WRITTEN EXERCISE. Filter the entries below, keeping only lines with the word "BéNESSE".

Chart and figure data

-------------------------

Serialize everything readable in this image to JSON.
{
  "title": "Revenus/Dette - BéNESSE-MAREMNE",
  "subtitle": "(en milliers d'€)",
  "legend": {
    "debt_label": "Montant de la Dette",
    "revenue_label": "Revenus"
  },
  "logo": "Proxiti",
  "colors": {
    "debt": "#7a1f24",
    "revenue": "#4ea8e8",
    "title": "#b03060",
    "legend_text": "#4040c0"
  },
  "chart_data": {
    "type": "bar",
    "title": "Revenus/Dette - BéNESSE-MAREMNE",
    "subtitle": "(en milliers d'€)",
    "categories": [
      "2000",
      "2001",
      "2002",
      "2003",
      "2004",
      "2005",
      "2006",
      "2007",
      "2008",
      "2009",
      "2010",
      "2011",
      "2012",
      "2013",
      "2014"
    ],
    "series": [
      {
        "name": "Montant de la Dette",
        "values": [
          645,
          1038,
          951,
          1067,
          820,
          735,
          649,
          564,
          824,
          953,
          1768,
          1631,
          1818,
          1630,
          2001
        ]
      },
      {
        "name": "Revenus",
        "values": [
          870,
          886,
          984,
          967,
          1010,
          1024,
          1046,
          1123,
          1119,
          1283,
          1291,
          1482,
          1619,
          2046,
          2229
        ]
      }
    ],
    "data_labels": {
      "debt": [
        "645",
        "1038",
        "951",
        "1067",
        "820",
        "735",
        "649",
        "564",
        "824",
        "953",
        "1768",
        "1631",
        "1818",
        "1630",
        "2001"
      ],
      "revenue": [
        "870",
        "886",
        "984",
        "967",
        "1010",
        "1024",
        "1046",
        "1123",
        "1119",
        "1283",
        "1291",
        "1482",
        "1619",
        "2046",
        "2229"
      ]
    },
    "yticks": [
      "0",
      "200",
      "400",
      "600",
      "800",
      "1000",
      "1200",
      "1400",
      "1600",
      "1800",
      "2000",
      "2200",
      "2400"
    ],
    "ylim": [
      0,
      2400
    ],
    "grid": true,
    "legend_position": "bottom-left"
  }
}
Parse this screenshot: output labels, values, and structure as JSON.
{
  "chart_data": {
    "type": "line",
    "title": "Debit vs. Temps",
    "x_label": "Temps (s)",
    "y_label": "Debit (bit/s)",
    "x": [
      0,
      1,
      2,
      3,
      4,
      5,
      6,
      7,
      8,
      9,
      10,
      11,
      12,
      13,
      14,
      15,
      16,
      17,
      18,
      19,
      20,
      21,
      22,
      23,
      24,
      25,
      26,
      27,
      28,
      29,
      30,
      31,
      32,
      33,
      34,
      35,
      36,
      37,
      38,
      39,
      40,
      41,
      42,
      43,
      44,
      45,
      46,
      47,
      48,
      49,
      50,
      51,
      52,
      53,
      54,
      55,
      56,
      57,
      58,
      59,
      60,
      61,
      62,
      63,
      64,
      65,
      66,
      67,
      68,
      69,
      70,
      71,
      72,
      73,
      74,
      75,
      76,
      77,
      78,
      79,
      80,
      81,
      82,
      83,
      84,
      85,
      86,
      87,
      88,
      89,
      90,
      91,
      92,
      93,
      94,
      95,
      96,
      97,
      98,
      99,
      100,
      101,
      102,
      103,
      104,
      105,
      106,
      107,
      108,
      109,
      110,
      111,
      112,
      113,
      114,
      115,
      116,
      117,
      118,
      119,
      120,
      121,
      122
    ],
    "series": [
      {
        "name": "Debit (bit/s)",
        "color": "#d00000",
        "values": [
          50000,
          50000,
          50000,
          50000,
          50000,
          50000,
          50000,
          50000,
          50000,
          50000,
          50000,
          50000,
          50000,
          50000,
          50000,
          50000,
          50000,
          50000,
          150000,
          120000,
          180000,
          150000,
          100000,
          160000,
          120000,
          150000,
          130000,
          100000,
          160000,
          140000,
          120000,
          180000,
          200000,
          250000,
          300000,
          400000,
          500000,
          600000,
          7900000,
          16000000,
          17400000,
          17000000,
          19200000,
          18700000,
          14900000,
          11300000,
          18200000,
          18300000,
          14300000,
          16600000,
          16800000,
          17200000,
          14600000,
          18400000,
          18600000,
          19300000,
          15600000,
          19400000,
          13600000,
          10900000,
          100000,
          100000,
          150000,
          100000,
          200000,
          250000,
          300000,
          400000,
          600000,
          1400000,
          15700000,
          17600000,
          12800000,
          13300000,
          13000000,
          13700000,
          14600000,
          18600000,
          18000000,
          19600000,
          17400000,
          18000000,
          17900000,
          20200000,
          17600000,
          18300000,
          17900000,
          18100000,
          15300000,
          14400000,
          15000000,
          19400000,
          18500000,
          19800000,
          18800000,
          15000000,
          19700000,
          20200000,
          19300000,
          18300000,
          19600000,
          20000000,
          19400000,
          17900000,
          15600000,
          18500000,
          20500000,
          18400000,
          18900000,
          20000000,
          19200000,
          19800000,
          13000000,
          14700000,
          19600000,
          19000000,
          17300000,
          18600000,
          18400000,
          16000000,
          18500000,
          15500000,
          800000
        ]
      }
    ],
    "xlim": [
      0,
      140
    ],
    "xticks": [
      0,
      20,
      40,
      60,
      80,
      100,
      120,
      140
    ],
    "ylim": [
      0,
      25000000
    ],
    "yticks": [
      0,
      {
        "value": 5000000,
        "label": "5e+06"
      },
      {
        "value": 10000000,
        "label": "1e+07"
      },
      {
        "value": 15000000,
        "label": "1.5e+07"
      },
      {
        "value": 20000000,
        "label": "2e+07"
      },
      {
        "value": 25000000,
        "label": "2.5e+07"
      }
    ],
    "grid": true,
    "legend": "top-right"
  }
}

-------------------------

IN RESPONSE.
  "title": "Revenus/Dette - BéNESSE-MAREMNE",
    "title": "Revenus/Dette - BéNESSE-MAREMNE",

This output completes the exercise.